=== Data shown ===
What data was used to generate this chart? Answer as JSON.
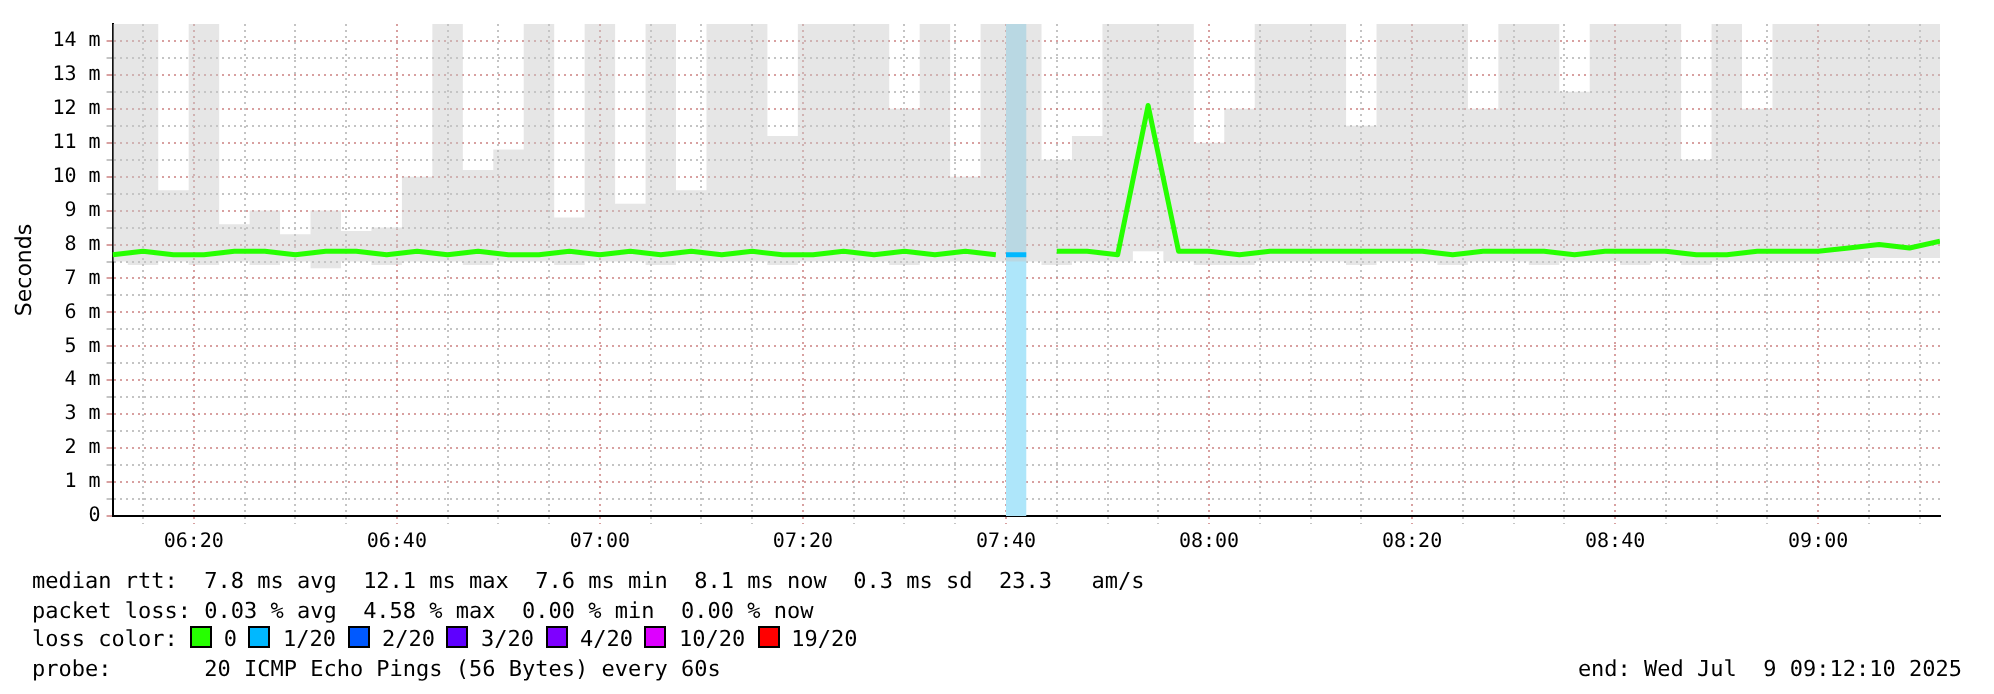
{
  "chart_data": {
    "type": "line",
    "ylabel": "Seconds",
    "x": [
      "2025-07-09T06:12",
      "2025-07-09T06:15",
      "2025-07-09T06:18",
      "2025-07-09T06:21",
      "2025-07-09T06:24",
      "2025-07-09T06:27",
      "2025-07-09T06:30",
      "2025-07-09T06:33",
      "2025-07-09T06:36",
      "2025-07-09T06:39",
      "2025-07-09T06:42",
      "2025-07-09T06:45",
      "2025-07-09T06:48",
      "2025-07-09T06:51",
      "2025-07-09T06:54",
      "2025-07-09T06:57",
      "2025-07-09T07:00",
      "2025-07-09T07:03",
      "2025-07-09T07:06",
      "2025-07-09T07:09",
      "2025-07-09T07:12",
      "2025-07-09T07:15",
      "2025-07-09T07:18",
      "2025-07-09T07:21",
      "2025-07-09T07:24",
      "2025-07-09T07:27",
      "2025-07-09T07:30",
      "2025-07-09T07:33",
      "2025-07-09T07:36",
      "2025-07-09T07:39",
      "2025-07-09T07:42",
      "2025-07-09T07:45",
      "2025-07-09T07:48",
      "2025-07-09T07:51",
      "2025-07-09T07:54",
      "2025-07-09T07:57",
      "2025-07-09T08:00",
      "2025-07-09T08:03",
      "2025-07-09T08:06",
      "2025-07-09T08:09",
      "2025-07-09T08:12",
      "2025-07-09T08:15",
      "2025-07-09T08:18",
      "2025-07-09T08:21",
      "2025-07-09T08:24",
      "2025-07-09T08:27",
      "2025-07-09T08:30",
      "2025-07-09T08:33",
      "2025-07-09T08:36",
      "2025-07-09T08:39",
      "2025-07-09T08:42",
      "2025-07-09T08:45",
      "2025-07-09T08:48",
      "2025-07-09T08:51",
      "2025-07-09T08:54",
      "2025-07-09T08:57",
      "2025-07-09T09:00",
      "2025-07-09T09:03",
      "2025-07-09T09:06",
      "2025-07-09T09:09",
      "2025-07-09T09:12"
    ],
    "series": [
      {
        "name": "0",
        "color": "#26ff00",
        "values": [
          7.7,
          7.8,
          7.7,
          7.7,
          7.8,
          7.8,
          7.7,
          7.8,
          7.8,
          7.7,
          7.8,
          7.7,
          7.8,
          7.7,
          7.7,
          7.8,
          7.7,
          7.8,
          7.7,
          7.8,
          7.7,
          7.8,
          7.7,
          7.7,
          7.8,
          7.7,
          7.8,
          7.7,
          7.8,
          7.7,
          null,
          7.8,
          7.8,
          7.7,
          12.1,
          7.8,
          7.8,
          7.7,
          7.8,
          7.8,
          7.8,
          7.8,
          7.8,
          7.8,
          7.7,
          7.8,
          7.8,
          7.8,
          7.7,
          7.8,
          7.8,
          7.8,
          7.7,
          7.7,
          7.8,
          7.8,
          7.8,
          7.9,
          8.0,
          7.9,
          8.1
        ],
        "lower": [
          7.5,
          7.4,
          7.5,
          7.4,
          7.5,
          7.4,
          7.5,
          7.3,
          7.5,
          7.4,
          7.5,
          7.5,
          7.4,
          7.5,
          7.5,
          7.4,
          7.5,
          7.5,
          7.4,
          7.5,
          7.5,
          7.5,
          7.4,
          7.5,
          7.5,
          7.5,
          7.4,
          7.5,
          7.5,
          7.5,
          7.5,
          7.4,
          7.5,
          7.5,
          7.8,
          7.5,
          7.4,
          7.4,
          7.5,
          7.5,
          7.5,
          7.4,
          7.5,
          7.5,
          7.4,
          7.5,
          7.5,
          7.4,
          7.5,
          7.5,
          7.4,
          7.5,
          7.4,
          7.5,
          7.5,
          7.5,
          7.5,
          7.5,
          7.6,
          7.6,
          7.6
        ],
        "upper": [
          14.5,
          14.5,
          9.6,
          14.5,
          8.6,
          9.0,
          8.3,
          9.0,
          8.4,
          8.5,
          10.0,
          14.5,
          10.2,
          10.8,
          14.5,
          8.8,
          14.5,
          9.2,
          14.5,
          9.6,
          14.5,
          14.5,
          11.2,
          14.5,
          14.5,
          14.5,
          12.0,
          14.5,
          10.0,
          14.5,
          14.5,
          10.5,
          11.2,
          14.5,
          14.5,
          14.5,
          11.0,
          12.0,
          14.5,
          14.5,
          14.5,
          11.5,
          14.5,
          14.5,
          14.5,
          12.0,
          14.5,
          14.5,
          12.5,
          14.5,
          14.5,
          14.5,
          10.5,
          14.5,
          12.0,
          14.5,
          14.5,
          14.5,
          14.5,
          14.5,
          14.5
        ]
      },
      {
        "name": "1/20",
        "color": "#00b8ff",
        "x": [
          "2025-07-09T07:40",
          "2025-07-09T07:42"
        ],
        "values": [
          7.7,
          7.7
        ]
      },
      {
        "name": "2/20",
        "color": "#0059ff",
        "values": [
          null,
          null,
          null,
          null,
          null,
          null,
          null,
          null,
          null,
          null,
          null,
          null,
          null,
          null,
          null,
          null,
          null,
          null,
          null,
          null,
          null,
          null,
          null,
          null,
          null,
          null,
          null,
          null,
          null,
          null,
          null,
          null,
          null,
          null,
          null,
          null,
          null,
          null,
          null,
          null,
          null,
          null,
          null,
          null,
          null,
          null,
          null,
          null,
          null,
          null,
          null,
          null,
          null,
          null,
          null,
          null,
          null,
          null,
          null,
          null,
          null
        ]
      },
      {
        "name": "3/20",
        "color": "#5e00ff",
        "values": [
          null,
          null,
          null,
          null,
          null,
          null,
          null,
          null,
          null,
          null,
          null,
          null,
          null,
          null,
          null,
          null,
          null,
          null,
          null,
          null,
          null,
          null,
          null,
          null,
          null,
          null,
          null,
          null,
          null,
          null,
          null,
          null,
          null,
          null,
          null,
          null,
          null,
          null,
          null,
          null,
          null,
          null,
          null,
          null,
          null,
          null,
          null,
          null,
          null,
          null,
          null,
          null,
          null,
          null,
          null,
          null,
          null,
          null,
          null,
          null,
          null
        ]
      },
      {
        "name": "4/20",
        "color": "#7e00ff",
        "values": [
          null,
          null,
          null,
          null,
          null,
          null,
          null,
          null,
          null,
          null,
          null,
          null,
          null,
          null,
          null,
          null,
          null,
          null,
          null,
          null,
          null,
          null,
          null,
          null,
          null,
          null,
          null,
          null,
          null,
          null,
          null,
          null,
          null,
          null,
          null,
          null,
          null,
          null,
          null,
          null,
          null,
          null,
          null,
          null,
          null,
          null,
          null,
          null,
          null,
          null,
          null,
          null,
          null,
          null,
          null,
          null,
          null,
          null,
          null,
          null,
          null
        ]
      },
      {
        "name": "10/20",
        "color": "#dd00ff",
        "values": [
          null,
          null,
          null,
          null,
          null,
          null,
          null,
          null,
          null,
          null,
          null,
          null,
          null,
          null,
          null,
          null,
          null,
          null,
          null,
          null,
          null,
          null,
          null,
          null,
          null,
          null,
          null,
          null,
          null,
          null,
          null,
          null,
          null,
          null,
          null,
          null,
          null,
          null,
          null,
          null,
          null,
          null,
          null,
          null,
          null,
          null,
          null,
          null,
          null,
          null,
          null,
          null,
          null,
          null,
          null,
          null,
          null,
          null,
          null,
          null,
          null
        ]
      },
      {
        "name": "19/20",
        "color": "#ff0000",
        "values": [
          null,
          null,
          null,
          null,
          null,
          null,
          null,
          null,
          null,
          null,
          null,
          null,
          null,
          null,
          null,
          null,
          null,
          null,
          null,
          null,
          null,
          null,
          null,
          null,
          null,
          null,
          null,
          null,
          null,
          null,
          null,
          null,
          null,
          null,
          null,
          null,
          null,
          null,
          null,
          null,
          null,
          null,
          null,
          null,
          null,
          null,
          null,
          null,
          null,
          null,
          null,
          null,
          null,
          null,
          null,
          null,
          null,
          null,
          null,
          null,
          null
        ]
      }
    ],
    "bands": [
      {
        "axis": "x",
        "from": "2025-07-09T07:40",
        "to": "2025-07-09T07:42",
        "color": "#aee6fa"
      }
    ],
    "xlim": [
      "2025-07-09T06:12",
      "2025-07-09T09:12"
    ],
    "xticks": [
      {
        "value": "2025-07-09T06:15",
        "label": null
      },
      {
        "value": "2025-07-09T06:20",
        "label": "06:20"
      },
      {
        "value": "2025-07-09T06:25",
        "label": null
      },
      {
        "value": "2025-07-09T06:30",
        "label": null
      },
      {
        "value": "2025-07-09T06:35",
        "label": null
      },
      {
        "value": "2025-07-09T06:40",
        "label": "06:40"
      },
      {
        "value": "2025-07-09T06:45",
        "label": null
      },
      {
        "value": "2025-07-09T06:50",
        "label": null
      },
      {
        "value": "2025-07-09T06:55",
        "label": null
      },
      {
        "value": "2025-07-09T07:00",
        "label": "07:00"
      },
      {
        "value": "2025-07-09T07:05",
        "label": null
      },
      {
        "value": "2025-07-09T07:10",
        "label": null
      },
      {
        "value": "2025-07-09T07:15",
        "label": null
      },
      {
        "value": "2025-07-09T07:20",
        "label": "07:20"
      },
      {
        "value": "2025-07-09T07:25",
        "label": null
      },
      {
        "value": "2025-07-09T07:30",
        "label": null
      },
      {
        "value": "2025-07-09T07:35",
        "label": null
      },
      {
        "value": "2025-07-09T07:40",
        "label": "07:40"
      },
      {
        "value": "2025-07-09T07:45",
        "label": null
      },
      {
        "value": "2025-07-09T07:50",
        "label": null
      },
      {
        "value": "2025-07-09T07:55",
        "label": null
      },
      {
        "value": "2025-07-09T08:00",
        "label": "08:00"
      },
      {
        "value": "2025-07-09T08:05",
        "label": null
      },
      {
        "value": "2025-07-09T08:10",
        "label": null
      },
      {
        "value": "2025-07-09T08:15",
        "label": null
      },
      {
        "value": "2025-07-09T08:20",
        "label": "08:20"
      },
      {
        "value": "2025-07-09T08:25",
        "label": null
      },
      {
        "value": "2025-07-09T08:30",
        "label": null
      },
      {
        "value": "2025-07-09T08:35",
        "label": null
      },
      {
        "value": "2025-07-09T08:40",
        "label": "08:40"
      },
      {
        "value": "2025-07-09T08:45",
        "label": null
      },
      {
        "value": "2025-07-09T08:50",
        "label": null
      },
      {
        "value": "2025-07-09T08:55",
        "label": null
      },
      {
        "value": "2025-07-09T09:00",
        "label": "09:00"
      },
      {
        "value": "2025-07-09T09:05",
        "label": null
      },
      {
        "value": "2025-07-09T09:10",
        "label": null
      }
    ],
    "ylim": [
      0,
      14.5
    ],
    "yticks": [
      {
        "value": 0,
        "label": "0"
      },
      {
        "value": 0.5,
        "label": null
      },
      {
        "value": 1,
        "label": "1 m"
      },
      {
        "value": 1.5,
        "label": null
      },
      {
        "value": 2,
        "label": "2 m"
      },
      {
        "value": 2.5,
        "label": null
      },
      {
        "value": 3,
        "label": "3 m"
      },
      {
        "value": 3.5,
        "label": null
      },
      {
        "value": 4,
        "label": "4 m"
      },
      {
        "value": 4.5,
        "label": null
      },
      {
        "value": 5,
        "label": "5 m"
      },
      {
        "value": 5.5,
        "label": null
      },
      {
        "value": 6,
        "label": "6 m"
      },
      {
        "value": 6.5,
        "label": null
      },
      {
        "value": 7,
        "label": "7 m"
      },
      {
        "value": 7.5,
        "label": null
      },
      {
        "value": 8,
        "label": "8 m"
      },
      {
        "value": 8.5,
        "label": null
      },
      {
        "value": 9,
        "label": "9 m"
      },
      {
        "value": 9.5,
        "label": null
      },
      {
        "value": 10,
        "label": "10 m"
      },
      {
        "value": 10.5,
        "label": null
      },
      {
        "value": 11,
        "label": "11 m"
      },
      {
        "value": 11.5,
        "label": null
      },
      {
        "value": 12,
        "label": "12 m"
      },
      {
        "value": 12.5,
        "label": null
      },
      {
        "value": 13,
        "label": "13 m"
      },
      {
        "value": 13.5,
        "label": null
      },
      {
        "value": 14,
        "label": "14 m"
      }
    ],
    "grid": true,
    "legend": "bottom",
    "legend_title": "loss color:",
    "marker": "none",
    "line_style": "solid",
    "annotations": [
      "median rtt:  7.8 ms avg  12.1 ms max  7.6 ms min  8.1 ms now  0.3 ms sd  23.3   am/s",
      "packet loss: 0.03 % avg  4.58 % max  0.00 % min  0.00 % now",
      "probe:       20 ICMP Echo Pings (56 Bytes) every 60s",
      "end: Wed Jul  9 09:12:10 2025"
    ]
  }
}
===
In the records shown above, how many lines include the word "color"? Answer with the number only.

9